====== AVAILABLE RECORDS ======

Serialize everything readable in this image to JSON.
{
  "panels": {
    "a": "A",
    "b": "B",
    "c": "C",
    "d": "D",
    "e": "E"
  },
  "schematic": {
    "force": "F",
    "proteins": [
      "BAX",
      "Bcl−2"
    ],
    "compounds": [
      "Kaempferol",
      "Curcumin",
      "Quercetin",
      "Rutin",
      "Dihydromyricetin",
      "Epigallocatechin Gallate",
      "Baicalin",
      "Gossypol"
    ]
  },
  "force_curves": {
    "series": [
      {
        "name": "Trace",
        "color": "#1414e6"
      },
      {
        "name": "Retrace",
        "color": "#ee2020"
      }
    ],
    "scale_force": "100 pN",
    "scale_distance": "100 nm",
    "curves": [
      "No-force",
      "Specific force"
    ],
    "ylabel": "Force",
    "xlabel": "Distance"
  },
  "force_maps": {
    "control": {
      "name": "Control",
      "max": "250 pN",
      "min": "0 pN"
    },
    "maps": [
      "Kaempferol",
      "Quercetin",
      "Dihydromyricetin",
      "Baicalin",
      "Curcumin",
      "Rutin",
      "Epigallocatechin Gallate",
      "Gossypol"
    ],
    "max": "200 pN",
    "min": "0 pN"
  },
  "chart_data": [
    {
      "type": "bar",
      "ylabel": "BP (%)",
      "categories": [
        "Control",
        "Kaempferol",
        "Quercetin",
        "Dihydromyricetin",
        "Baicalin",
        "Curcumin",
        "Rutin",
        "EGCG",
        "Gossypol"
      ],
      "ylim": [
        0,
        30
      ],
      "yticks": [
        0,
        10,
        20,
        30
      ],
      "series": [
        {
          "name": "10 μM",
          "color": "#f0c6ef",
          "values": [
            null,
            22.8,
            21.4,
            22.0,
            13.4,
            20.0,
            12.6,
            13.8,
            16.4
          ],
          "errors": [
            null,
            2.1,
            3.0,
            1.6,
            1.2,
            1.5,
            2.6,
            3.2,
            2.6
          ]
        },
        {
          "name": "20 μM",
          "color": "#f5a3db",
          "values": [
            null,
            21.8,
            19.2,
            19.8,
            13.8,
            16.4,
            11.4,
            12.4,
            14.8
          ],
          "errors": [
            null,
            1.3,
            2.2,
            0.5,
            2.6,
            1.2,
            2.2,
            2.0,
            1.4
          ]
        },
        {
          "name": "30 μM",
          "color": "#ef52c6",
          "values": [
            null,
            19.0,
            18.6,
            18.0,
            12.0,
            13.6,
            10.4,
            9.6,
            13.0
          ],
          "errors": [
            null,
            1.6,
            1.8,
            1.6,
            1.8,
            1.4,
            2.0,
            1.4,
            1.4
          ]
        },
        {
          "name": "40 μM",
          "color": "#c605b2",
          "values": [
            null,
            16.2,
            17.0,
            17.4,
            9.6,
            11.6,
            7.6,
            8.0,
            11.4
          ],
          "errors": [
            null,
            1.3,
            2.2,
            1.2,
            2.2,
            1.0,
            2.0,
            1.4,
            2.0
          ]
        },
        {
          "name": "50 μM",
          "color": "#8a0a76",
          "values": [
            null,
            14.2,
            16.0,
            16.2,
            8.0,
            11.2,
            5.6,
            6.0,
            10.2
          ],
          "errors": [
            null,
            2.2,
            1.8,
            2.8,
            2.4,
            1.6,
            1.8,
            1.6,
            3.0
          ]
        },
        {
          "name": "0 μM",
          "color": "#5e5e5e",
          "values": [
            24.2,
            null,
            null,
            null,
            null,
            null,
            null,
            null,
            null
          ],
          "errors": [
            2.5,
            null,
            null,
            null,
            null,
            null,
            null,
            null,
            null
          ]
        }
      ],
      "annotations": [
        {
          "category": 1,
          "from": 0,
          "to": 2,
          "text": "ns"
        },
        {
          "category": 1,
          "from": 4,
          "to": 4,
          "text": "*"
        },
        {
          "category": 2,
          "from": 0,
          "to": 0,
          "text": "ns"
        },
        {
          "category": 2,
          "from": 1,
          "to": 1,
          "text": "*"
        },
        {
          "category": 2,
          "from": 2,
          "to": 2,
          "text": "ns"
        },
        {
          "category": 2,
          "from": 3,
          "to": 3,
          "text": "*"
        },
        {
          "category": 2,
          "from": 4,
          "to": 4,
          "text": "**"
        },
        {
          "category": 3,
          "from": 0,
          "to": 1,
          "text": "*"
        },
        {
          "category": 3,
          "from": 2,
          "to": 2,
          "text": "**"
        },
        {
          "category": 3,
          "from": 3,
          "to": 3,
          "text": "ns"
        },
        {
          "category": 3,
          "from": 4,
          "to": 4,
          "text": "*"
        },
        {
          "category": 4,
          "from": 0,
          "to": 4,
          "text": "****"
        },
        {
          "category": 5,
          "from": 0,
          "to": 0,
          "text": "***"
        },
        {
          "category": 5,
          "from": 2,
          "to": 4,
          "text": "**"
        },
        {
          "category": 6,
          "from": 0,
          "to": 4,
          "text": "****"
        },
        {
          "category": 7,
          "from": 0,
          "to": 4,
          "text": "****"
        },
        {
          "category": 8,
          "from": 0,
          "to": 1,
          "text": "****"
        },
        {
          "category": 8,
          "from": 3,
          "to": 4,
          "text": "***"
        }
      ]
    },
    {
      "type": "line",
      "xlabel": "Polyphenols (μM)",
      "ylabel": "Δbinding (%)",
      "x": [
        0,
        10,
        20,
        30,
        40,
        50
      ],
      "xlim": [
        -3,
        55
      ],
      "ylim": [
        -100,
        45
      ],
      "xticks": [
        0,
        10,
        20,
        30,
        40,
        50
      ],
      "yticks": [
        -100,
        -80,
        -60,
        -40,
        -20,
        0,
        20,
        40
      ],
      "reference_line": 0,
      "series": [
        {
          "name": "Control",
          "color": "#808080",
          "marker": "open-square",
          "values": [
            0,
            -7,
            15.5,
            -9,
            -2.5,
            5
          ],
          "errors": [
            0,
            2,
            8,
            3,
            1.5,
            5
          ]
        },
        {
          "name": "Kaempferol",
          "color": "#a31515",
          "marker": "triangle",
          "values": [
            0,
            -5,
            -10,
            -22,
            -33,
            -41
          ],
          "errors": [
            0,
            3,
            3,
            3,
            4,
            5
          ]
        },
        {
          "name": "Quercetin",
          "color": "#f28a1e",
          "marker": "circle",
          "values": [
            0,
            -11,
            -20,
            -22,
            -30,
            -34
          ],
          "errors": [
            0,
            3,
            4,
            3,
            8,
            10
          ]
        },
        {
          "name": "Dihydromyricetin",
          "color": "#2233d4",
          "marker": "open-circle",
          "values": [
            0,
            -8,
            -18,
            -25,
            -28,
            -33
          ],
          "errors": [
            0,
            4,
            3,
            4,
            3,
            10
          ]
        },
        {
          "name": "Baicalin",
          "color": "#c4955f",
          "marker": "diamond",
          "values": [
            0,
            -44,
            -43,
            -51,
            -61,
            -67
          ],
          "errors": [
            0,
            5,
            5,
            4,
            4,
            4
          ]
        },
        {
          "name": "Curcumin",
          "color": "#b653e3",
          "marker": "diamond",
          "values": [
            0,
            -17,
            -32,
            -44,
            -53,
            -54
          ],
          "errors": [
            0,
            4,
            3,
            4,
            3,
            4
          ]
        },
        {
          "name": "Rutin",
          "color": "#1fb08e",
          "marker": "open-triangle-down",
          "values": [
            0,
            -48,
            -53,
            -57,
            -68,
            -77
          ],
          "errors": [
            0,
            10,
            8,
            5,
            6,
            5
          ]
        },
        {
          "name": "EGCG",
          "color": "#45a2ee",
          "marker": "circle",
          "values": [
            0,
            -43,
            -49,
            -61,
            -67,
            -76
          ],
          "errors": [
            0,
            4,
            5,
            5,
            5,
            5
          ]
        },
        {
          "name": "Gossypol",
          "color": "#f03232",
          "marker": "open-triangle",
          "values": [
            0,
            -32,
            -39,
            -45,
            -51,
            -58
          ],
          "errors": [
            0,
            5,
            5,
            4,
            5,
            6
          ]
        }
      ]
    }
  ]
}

======

*PROBLEM STATEMENT*
Across the data above, how many lines contain "Curcumin"? Reply with a bare number.

*TASK ANSWER*
4